What is required:
Locate the word "Correo" in the entries below, then gather every line that holds it.

(Data entries)
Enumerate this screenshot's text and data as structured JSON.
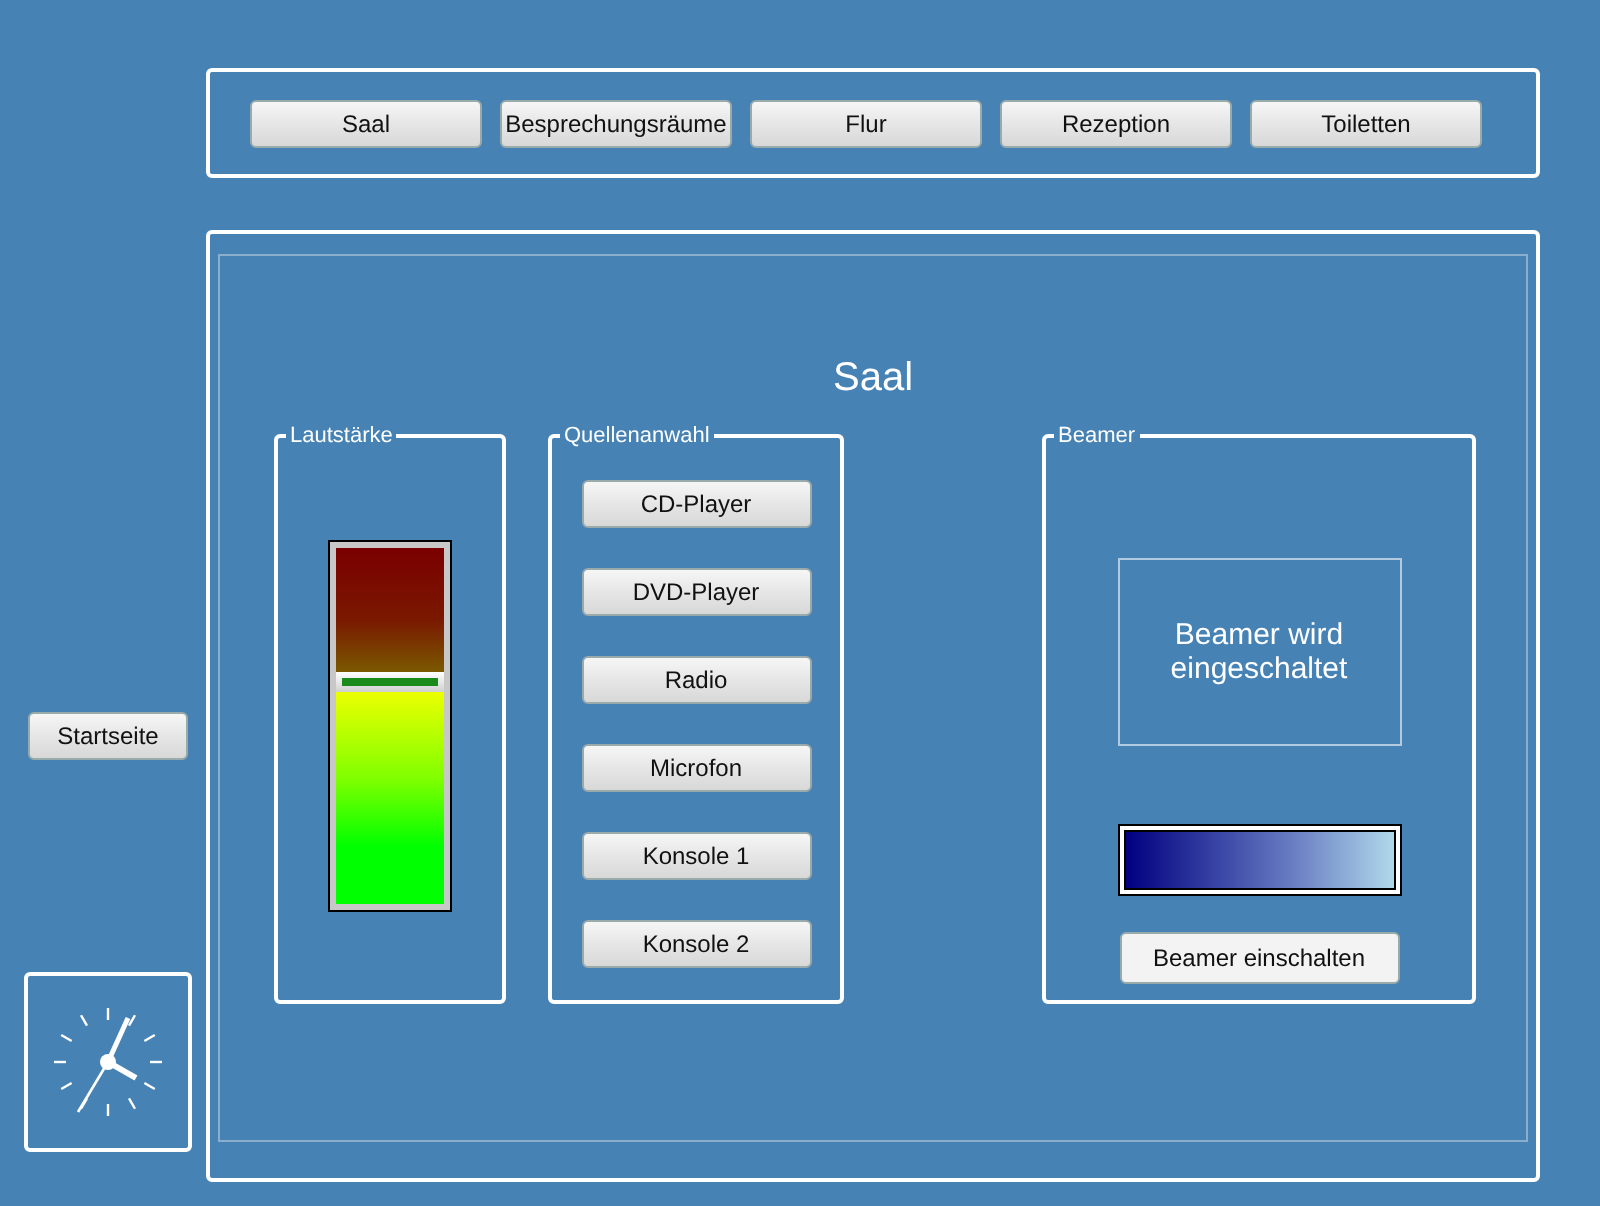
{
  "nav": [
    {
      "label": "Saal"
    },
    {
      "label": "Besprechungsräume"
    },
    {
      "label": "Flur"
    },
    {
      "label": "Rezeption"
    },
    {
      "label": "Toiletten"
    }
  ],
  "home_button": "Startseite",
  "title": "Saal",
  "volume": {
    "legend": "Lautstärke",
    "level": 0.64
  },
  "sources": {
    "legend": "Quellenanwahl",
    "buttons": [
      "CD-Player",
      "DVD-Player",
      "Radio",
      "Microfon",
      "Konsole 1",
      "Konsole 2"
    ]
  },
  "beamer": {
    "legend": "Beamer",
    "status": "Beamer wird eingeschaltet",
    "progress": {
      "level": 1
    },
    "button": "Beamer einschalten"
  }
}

...

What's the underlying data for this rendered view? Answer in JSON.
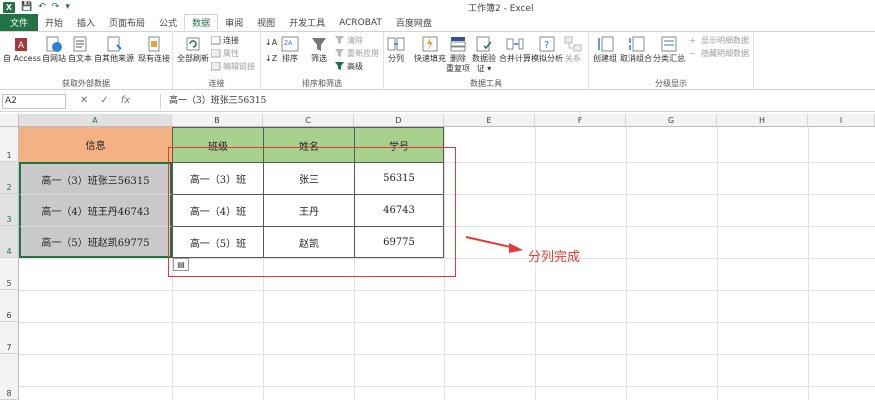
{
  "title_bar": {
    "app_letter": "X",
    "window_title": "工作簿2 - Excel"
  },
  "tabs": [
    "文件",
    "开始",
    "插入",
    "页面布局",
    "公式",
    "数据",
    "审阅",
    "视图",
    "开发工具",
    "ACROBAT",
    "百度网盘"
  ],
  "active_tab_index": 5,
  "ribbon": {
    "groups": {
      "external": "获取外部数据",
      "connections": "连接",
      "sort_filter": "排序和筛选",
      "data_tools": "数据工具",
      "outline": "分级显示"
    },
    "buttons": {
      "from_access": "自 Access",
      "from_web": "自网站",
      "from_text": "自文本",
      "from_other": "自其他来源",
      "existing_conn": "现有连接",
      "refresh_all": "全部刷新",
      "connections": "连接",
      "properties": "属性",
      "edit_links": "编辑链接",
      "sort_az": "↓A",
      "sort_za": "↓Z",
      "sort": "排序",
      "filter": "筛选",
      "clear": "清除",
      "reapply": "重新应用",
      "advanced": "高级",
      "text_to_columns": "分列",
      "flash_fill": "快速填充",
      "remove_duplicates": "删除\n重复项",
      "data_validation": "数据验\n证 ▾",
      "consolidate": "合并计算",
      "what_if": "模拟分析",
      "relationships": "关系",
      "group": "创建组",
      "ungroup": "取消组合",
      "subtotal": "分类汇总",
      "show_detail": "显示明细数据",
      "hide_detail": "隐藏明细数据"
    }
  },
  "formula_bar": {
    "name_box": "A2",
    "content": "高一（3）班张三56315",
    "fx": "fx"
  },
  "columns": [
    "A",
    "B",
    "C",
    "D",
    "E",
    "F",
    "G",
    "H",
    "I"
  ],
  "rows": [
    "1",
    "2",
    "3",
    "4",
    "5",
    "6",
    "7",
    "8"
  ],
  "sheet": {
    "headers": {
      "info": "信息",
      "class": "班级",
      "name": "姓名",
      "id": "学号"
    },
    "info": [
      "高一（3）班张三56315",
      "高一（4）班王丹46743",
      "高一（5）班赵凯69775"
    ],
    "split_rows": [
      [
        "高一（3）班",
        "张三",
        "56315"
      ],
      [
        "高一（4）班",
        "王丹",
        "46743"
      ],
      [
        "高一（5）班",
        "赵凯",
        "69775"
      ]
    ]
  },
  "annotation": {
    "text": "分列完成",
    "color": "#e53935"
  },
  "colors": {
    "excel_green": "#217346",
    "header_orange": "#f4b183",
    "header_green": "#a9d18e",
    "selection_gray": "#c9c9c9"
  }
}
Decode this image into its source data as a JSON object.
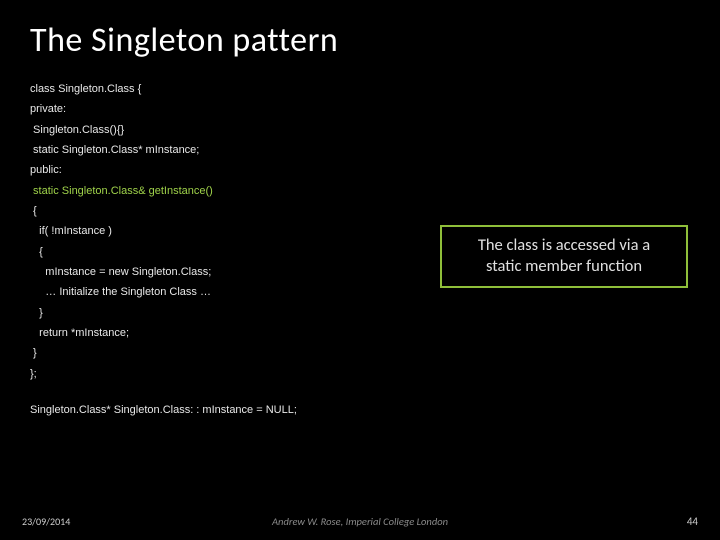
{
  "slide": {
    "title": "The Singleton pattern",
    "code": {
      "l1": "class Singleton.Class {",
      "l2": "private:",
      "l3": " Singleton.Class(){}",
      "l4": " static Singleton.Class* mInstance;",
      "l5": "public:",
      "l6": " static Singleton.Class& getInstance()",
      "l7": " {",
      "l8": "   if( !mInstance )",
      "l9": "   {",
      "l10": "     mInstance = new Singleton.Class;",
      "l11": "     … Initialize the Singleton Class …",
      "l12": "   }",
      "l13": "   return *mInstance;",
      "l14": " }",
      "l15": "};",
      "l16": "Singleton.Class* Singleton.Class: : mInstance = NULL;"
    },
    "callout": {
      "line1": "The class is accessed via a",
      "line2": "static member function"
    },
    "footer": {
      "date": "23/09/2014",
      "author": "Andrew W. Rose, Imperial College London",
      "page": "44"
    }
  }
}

==

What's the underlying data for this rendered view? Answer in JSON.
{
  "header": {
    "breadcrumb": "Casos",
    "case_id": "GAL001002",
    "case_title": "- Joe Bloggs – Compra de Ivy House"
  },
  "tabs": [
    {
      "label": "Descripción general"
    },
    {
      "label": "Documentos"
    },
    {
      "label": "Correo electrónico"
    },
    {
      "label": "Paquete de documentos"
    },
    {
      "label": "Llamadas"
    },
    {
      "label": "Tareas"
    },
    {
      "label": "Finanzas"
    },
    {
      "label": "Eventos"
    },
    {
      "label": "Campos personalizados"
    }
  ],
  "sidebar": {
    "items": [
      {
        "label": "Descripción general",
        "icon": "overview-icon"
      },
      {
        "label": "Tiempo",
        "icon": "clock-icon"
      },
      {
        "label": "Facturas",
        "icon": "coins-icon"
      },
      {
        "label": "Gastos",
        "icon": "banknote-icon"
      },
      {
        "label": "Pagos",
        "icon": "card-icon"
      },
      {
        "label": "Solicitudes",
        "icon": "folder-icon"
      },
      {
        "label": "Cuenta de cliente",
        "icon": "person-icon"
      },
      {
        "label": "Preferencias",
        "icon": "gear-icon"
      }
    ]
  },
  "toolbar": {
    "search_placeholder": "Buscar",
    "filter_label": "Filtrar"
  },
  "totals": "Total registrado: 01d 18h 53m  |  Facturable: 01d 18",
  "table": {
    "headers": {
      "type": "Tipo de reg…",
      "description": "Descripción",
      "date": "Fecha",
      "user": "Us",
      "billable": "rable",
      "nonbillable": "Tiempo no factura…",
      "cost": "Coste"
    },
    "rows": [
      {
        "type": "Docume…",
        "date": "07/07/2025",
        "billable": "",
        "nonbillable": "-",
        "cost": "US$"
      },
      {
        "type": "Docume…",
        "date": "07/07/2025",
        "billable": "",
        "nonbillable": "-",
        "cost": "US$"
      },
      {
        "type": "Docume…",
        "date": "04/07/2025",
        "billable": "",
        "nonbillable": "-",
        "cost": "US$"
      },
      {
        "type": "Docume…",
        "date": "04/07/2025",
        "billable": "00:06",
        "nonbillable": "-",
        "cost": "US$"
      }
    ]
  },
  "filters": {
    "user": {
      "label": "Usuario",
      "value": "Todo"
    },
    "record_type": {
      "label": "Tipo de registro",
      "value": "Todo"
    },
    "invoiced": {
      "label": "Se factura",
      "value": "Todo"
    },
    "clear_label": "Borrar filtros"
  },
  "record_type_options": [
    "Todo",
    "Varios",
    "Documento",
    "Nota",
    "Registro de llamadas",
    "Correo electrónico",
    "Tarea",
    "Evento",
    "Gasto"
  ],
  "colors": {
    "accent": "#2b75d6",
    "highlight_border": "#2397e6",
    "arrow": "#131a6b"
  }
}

Solution to this exercise:
      "label": "Correo electrónico"
    "Correo electrónico",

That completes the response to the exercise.